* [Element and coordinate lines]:
● ● ● ●

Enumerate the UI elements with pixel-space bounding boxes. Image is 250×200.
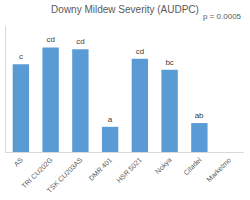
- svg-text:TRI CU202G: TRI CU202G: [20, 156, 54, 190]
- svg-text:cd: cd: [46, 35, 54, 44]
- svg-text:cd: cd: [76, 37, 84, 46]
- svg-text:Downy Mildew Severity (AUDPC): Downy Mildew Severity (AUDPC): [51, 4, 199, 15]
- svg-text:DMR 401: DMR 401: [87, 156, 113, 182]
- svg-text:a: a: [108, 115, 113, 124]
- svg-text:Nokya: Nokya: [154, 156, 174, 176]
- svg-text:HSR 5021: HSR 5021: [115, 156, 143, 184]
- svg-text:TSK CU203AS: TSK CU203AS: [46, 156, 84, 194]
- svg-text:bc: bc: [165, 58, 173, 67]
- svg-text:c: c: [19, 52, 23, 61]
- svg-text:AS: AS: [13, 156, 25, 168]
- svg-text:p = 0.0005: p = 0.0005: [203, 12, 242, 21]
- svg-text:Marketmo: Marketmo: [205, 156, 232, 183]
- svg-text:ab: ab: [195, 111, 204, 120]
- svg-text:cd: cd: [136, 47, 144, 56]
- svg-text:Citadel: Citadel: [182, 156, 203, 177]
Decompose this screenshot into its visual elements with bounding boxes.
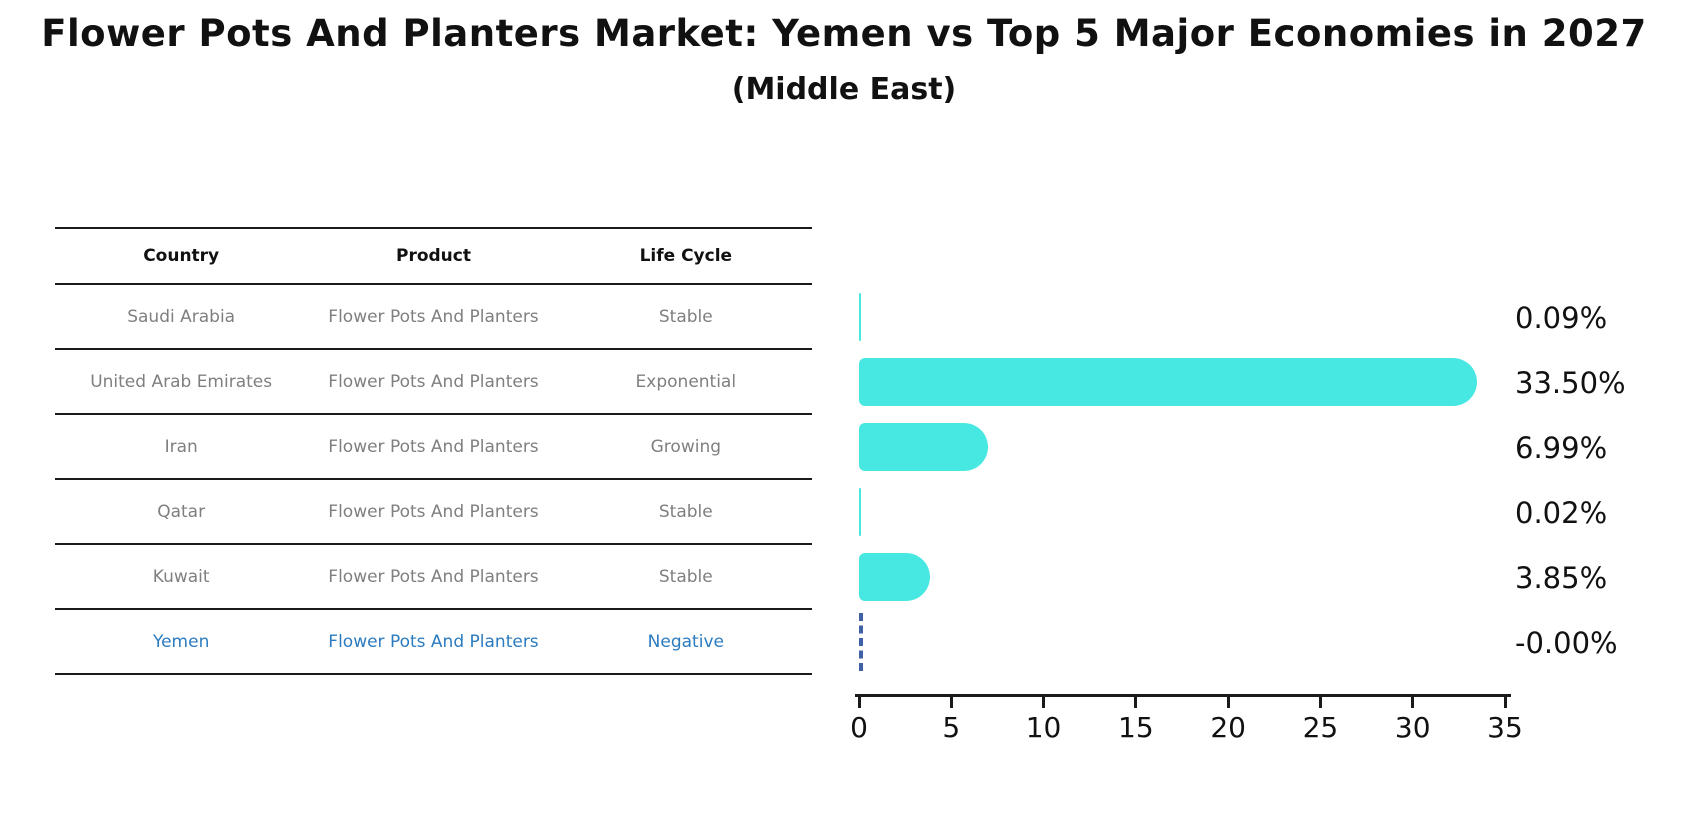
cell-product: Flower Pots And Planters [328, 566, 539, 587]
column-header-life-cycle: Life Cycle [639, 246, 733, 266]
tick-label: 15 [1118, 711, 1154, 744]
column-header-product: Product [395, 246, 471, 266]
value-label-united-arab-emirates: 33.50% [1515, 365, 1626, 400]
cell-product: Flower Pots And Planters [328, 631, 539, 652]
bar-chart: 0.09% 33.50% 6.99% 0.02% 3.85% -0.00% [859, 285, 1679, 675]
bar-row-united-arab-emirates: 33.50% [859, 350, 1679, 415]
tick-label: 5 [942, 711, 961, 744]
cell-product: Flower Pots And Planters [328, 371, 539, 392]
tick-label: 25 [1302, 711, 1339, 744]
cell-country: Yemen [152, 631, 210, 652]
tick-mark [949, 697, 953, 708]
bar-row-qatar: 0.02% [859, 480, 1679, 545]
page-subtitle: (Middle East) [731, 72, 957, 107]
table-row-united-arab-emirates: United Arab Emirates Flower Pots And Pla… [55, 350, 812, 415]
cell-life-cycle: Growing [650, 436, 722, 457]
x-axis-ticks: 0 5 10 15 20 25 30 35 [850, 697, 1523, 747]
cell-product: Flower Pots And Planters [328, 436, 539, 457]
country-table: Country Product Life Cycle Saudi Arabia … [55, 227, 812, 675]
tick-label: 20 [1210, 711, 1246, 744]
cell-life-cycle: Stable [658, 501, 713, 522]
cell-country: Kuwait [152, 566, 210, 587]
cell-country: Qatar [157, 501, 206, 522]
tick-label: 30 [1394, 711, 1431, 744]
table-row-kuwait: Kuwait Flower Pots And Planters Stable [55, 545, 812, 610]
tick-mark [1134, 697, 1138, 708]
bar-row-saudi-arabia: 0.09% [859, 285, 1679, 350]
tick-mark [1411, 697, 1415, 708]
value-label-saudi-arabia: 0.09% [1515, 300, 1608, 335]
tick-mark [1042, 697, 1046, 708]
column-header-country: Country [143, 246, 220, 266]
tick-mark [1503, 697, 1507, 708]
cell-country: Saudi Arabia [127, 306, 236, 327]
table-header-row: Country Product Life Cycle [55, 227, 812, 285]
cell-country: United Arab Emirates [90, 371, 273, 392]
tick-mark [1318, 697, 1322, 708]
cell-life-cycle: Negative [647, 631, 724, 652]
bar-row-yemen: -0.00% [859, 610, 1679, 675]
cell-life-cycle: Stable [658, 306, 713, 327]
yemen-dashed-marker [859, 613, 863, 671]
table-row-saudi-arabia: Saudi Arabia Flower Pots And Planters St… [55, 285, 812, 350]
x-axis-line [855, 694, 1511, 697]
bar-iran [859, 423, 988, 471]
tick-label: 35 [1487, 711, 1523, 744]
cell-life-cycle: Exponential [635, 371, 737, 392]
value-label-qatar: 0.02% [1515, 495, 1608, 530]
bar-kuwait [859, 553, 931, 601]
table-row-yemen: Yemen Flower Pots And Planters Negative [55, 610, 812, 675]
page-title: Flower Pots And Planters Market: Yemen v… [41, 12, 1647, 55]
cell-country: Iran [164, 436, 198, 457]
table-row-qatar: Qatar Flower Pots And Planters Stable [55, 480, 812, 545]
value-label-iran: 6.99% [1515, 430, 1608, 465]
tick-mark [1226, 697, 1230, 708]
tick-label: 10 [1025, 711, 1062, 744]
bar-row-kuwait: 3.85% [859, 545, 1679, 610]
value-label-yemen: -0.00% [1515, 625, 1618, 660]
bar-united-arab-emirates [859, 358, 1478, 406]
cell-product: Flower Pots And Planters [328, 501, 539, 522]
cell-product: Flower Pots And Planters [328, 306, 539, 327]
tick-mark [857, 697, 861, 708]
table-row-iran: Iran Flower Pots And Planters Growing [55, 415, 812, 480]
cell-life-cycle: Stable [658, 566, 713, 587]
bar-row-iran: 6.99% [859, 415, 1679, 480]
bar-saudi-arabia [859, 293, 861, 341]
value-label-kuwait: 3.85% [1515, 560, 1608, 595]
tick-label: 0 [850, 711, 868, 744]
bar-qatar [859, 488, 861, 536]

● ● ● ●

* [EXERCISE DIRECTIONS]: Repeat every line above word for word, leaving out the pictures.

* [SOLUTION TO THIS TASK]:
Enumerate the UI elements with pixel-space bounding boxes. Image is 250×200.
- svg-text:TRI CU202G: TRI CU202G: [20, 156, 54, 190]
- svg-text:cd: cd: [46, 35, 54, 44]
- svg-text:cd: cd: [76, 37, 84, 46]
- svg-text:Downy Mildew Severity (AUDPC): Downy Mildew Severity (AUDPC): [51, 4, 199, 15]
- svg-text:DMR 401: DMR 401: [87, 156, 113, 182]
- svg-text:a: a: [108, 115, 113, 124]
- svg-text:Nokya: Nokya: [154, 156, 174, 176]
- svg-text:HSR 5021: HSR 5021: [115, 156, 143, 184]
- svg-text:TSK CU203AS: TSK CU203AS: [46, 156, 84, 194]
- svg-text:bc: bc: [165, 58, 173, 67]
- svg-text:c: c: [19, 52, 23, 61]
- svg-text:AS: AS: [13, 156, 25, 168]
- svg-text:p = 0.0005: p = 0.0005: [203, 12, 242, 21]
- svg-text:Marketmo: Marketmo: [205, 156, 232, 183]
- svg-text:ab: ab: [195, 111, 204, 120]
- svg-text:cd: cd: [136, 47, 144, 56]
- svg-text:Citadel: Citadel: [182, 156, 203, 177]
Decompose this screenshot into its visual elements with bounding boxes.
cell-product: Flower Pots And Planters [328, 566, 539, 587]
column-header-life-cycle: Life Cycle [639, 246, 733, 266]
tick-label: 15 [1118, 711, 1154, 744]
column-header-product: Product [395, 246, 471, 266]
value-label-united-arab-emirates: 33.50% [1515, 365, 1626, 400]
cell-product: Flower Pots And Planters [328, 631, 539, 652]
bar-chart: 0.09% 33.50% 6.99% 0.02% 3.85% -0.00% [859, 285, 1679, 675]
bar-row-united-arab-emirates: 33.50% [859, 350, 1679, 415]
tick-label: 5 [942, 711, 961, 744]
cell-product: Flower Pots And Planters [328, 371, 539, 392]
tick-label: 25 [1302, 711, 1339, 744]
cell-country: Yemen [152, 631, 210, 652]
tick-mark [949, 697, 953, 708]
bar-row-qatar: 0.02% [859, 480, 1679, 545]
page-subtitle: (Middle East) [731, 72, 957, 107]
table-row-united-arab-emirates: United Arab Emirates Flower Pots And Pla… [55, 350, 812, 415]
cell-life-cycle: Growing [650, 436, 722, 457]
x-axis-ticks: 0 5 10 15 20 25 30 35 [850, 697, 1523, 747]
cell-product: Flower Pots And Planters [328, 436, 539, 457]
country-table: Country Product Life Cycle Saudi Arabia … [55, 227, 812, 675]
tick-label: 20 [1210, 711, 1246, 744]
cell-life-cycle: Stable [658, 501, 713, 522]
cell-country: Kuwait [152, 566, 210, 587]
cell-country: Qatar [157, 501, 206, 522]
tick-label: 30 [1394, 711, 1431, 744]
table-row-kuwait: Kuwait Flower Pots And Planters Stable [55, 545, 812, 610]
tick-mark [1134, 697, 1138, 708]
bar-row-saudi-arabia: 0.09% [859, 285, 1679, 350]
tick-mark [1411, 697, 1415, 708]
value-label-saudi-arabia: 0.09% [1515, 300, 1608, 335]
tick-mark [1042, 697, 1046, 708]
column-header-country: Country [143, 246, 220, 266]
tick-mark [1503, 697, 1507, 708]
cell-country: Saudi Arabia [127, 306, 236, 327]
table-header-row: Country Product Life Cycle [55, 227, 812, 285]
cell-country: United Arab Emirates [90, 371, 273, 392]
tick-mark [1318, 697, 1322, 708]
cell-life-cycle: Negative [647, 631, 724, 652]
bar-row-yemen: -0.00% [859, 610, 1679, 675]
cell-life-cycle: Stable [658, 306, 713, 327]
yemen-dashed-marker [859, 613, 863, 671]
table-row-saudi-arabia: Saudi Arabia Flower Pots And Planters St… [55, 285, 812, 350]
x-axis-line [855, 694, 1511, 697]
bar-iran [859, 423, 988, 471]
tick-label: 35 [1487, 711, 1523, 744]
cell-life-cycle: Exponential [635, 371, 737, 392]
value-label-qatar: 0.02% [1515, 495, 1608, 530]
bar-kuwait [859, 553, 931, 601]
table-row-yemen: Yemen Flower Pots And Planters Negative [55, 610, 812, 675]
page-title: Flower Pots And Planters Market: Yemen v… [41, 12, 1647, 55]
cell-country: Iran [164, 436, 198, 457]
table-row-qatar: Qatar Flower Pots And Planters Stable [55, 480, 812, 545]
value-label-iran: 6.99% [1515, 430, 1608, 465]
tick-mark [1226, 697, 1230, 708]
tick-label: 10 [1025, 711, 1062, 744]
bar-row-kuwait: 3.85% [859, 545, 1679, 610]
value-label-yemen: -0.00% [1515, 625, 1618, 660]
bar-united-arab-emirates [859, 358, 1478, 406]
cell-product: Flower Pots And Planters [328, 501, 539, 522]
cell-product: Flower Pots And Planters [328, 306, 539, 327]
tick-mark [857, 697, 861, 708]
table-row-iran: Iran Flower Pots And Planters Growing [55, 415, 812, 480]
cell-life-cycle: Stable [658, 566, 713, 587]
bar-row-iran: 6.99% [859, 415, 1679, 480]
bar-saudi-arabia [859, 293, 861, 341]
value-label-kuwait: 3.85% [1515, 560, 1608, 595]
tick-label: 0 [850, 711, 868, 744]
bar-qatar [859, 488, 861, 536]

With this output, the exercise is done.